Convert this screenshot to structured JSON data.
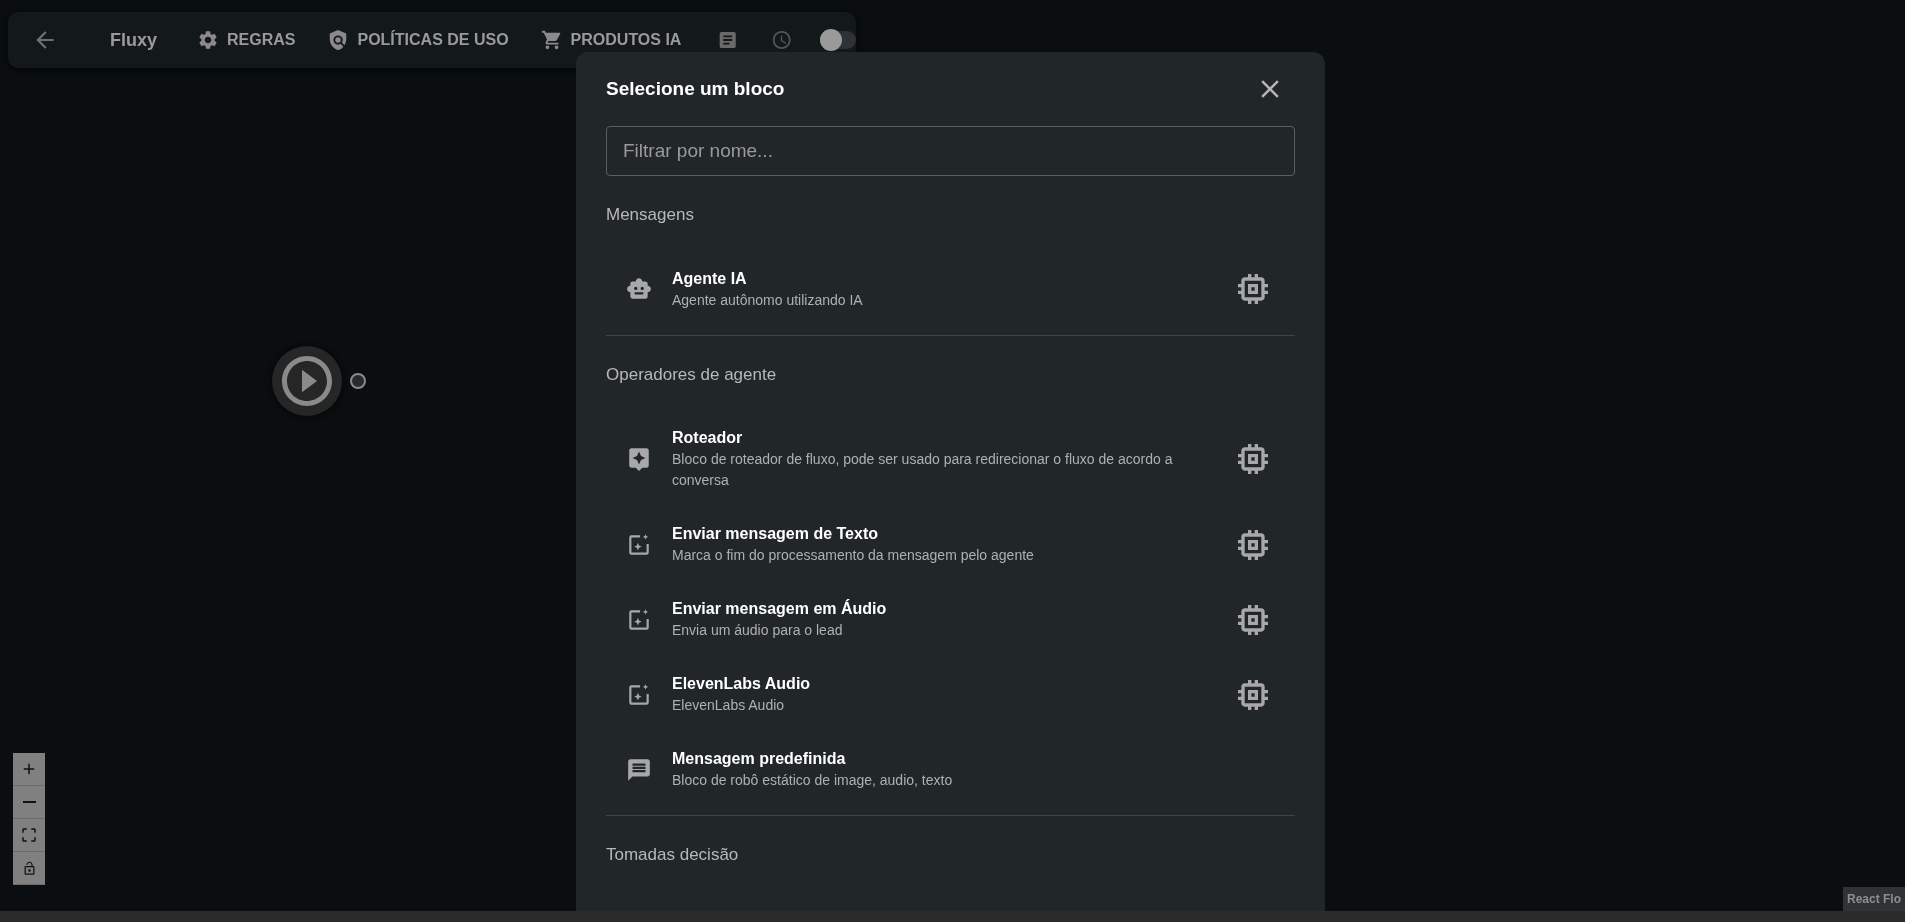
{
  "toolbar": {
    "items": [
      {
        "kind": "back"
      },
      {
        "kind": "brand",
        "label": "Fluxy"
      },
      {
        "kind": "settings",
        "label": "REGRAS"
      },
      {
        "kind": "policy",
        "label": "POLÍTICAS DE USO"
      },
      {
        "kind": "cart",
        "label": "PRODUTOS IA"
      },
      {
        "kind": "article"
      },
      {
        "kind": "clock"
      },
      {
        "kind": "toggle",
        "on": false
      }
    ]
  },
  "dialog": {
    "title": "Selecione um bloco",
    "search": {
      "placeholder": "Filtrar por nome..."
    },
    "sections": [
      {
        "title": "Mensagens",
        "items": [
          {
            "kind": "robot",
            "title": "Agente IA",
            "description": "Agente autônomo utilizando IA",
            "chip": true
          }
        ]
      },
      {
        "title": "Operadores de agente",
        "items": [
          {
            "kind": "router",
            "title": "Roteador",
            "description": "Bloco de roteador de fluxo, pode ser usado para redirecionar o fluxo de acordo a conversa",
            "chip": true
          },
          {
            "kind": "spark",
            "title": "Enviar mensagem de Texto",
            "description": "Marca o fim do processamento da mensagem pelo agente",
            "chip": true
          },
          {
            "kind": "spark",
            "title": "Enviar mensagem em Áudio",
            "description": "Envia um áudio para o lead",
            "chip": true
          },
          {
            "kind": "spark",
            "title": "ElevenLabs Audio",
            "description": "ElevenLabs Audio",
            "chip": true
          },
          {
            "kind": "message",
            "title": "Mensagem predefinida",
            "description": "Bloco de robô estático de image, audio, texto",
            "chip": false
          }
        ]
      },
      {
        "title": "Tomadas decisão"
      }
    ]
  },
  "controls": [
    {
      "kind": "zoom-in"
    },
    {
      "kind": "zoom-out"
    },
    {
      "kind": "fit"
    },
    {
      "kind": "lock"
    }
  ],
  "attribution": "React Flo"
}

═══

Locate all lines in the listing above with the word "Enviar" and copy them.

            "title": "Enviar mensagem de Texto",
            "title": "Enviar mensagem em Áudio",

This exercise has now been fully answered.